● What you are asked to do
Print all of the entries exactly, minus the pictures.

++++++++++

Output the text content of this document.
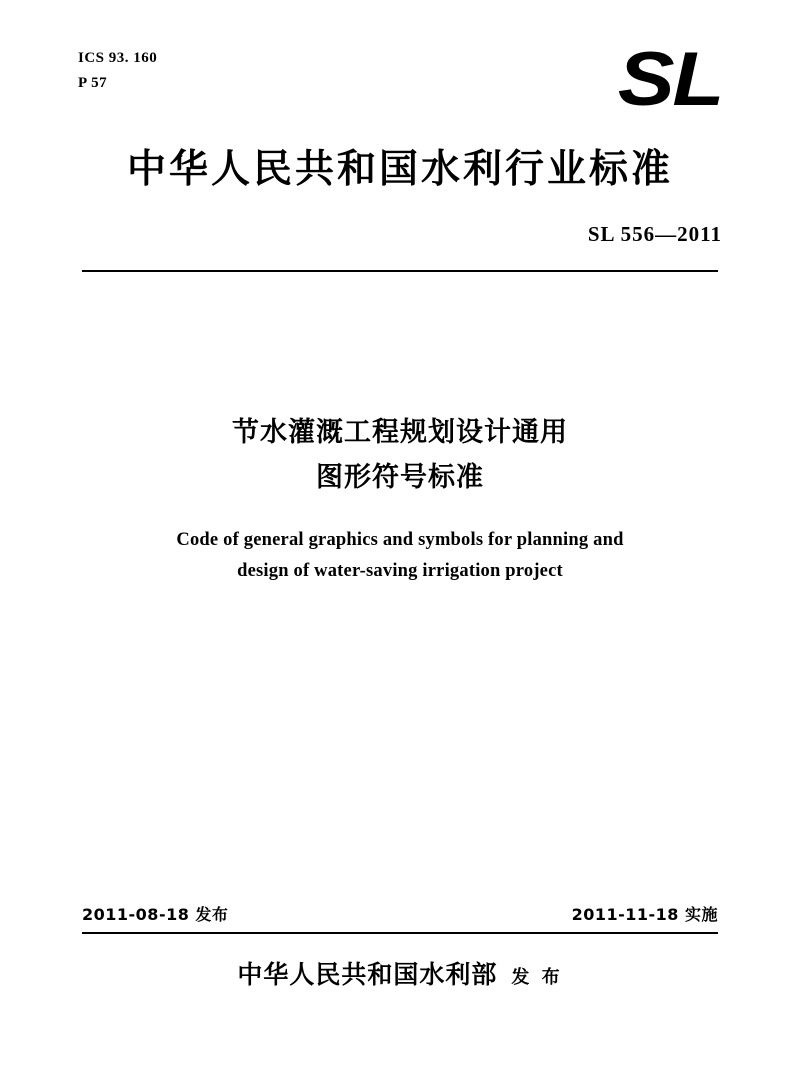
ICS 93. 160
P 57	SL
中华人民共和国水利行业标准
SL 556—2011
节水灌溉工程规划设计通用
图形符号标准
Code of general graphics and symbols for planning and
design of water-saving irrigation project
2011-08-18 发布	2011-11-18 实施
中华人民共和国水利部 发 布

++++++++++

● Answer to the task
Output the text content of this document.
ICS 93. 160
P 57	SL
中华人民共和国水利行业标准
SL 556—2011
节水灌溉工程规划设计通用
图形符号标准
Code of general graphics and symbols for planning and
design of water-saving irrigation project
2011-08-18 发布	2011-11-18 实施
中华人民共和国水利部 发 布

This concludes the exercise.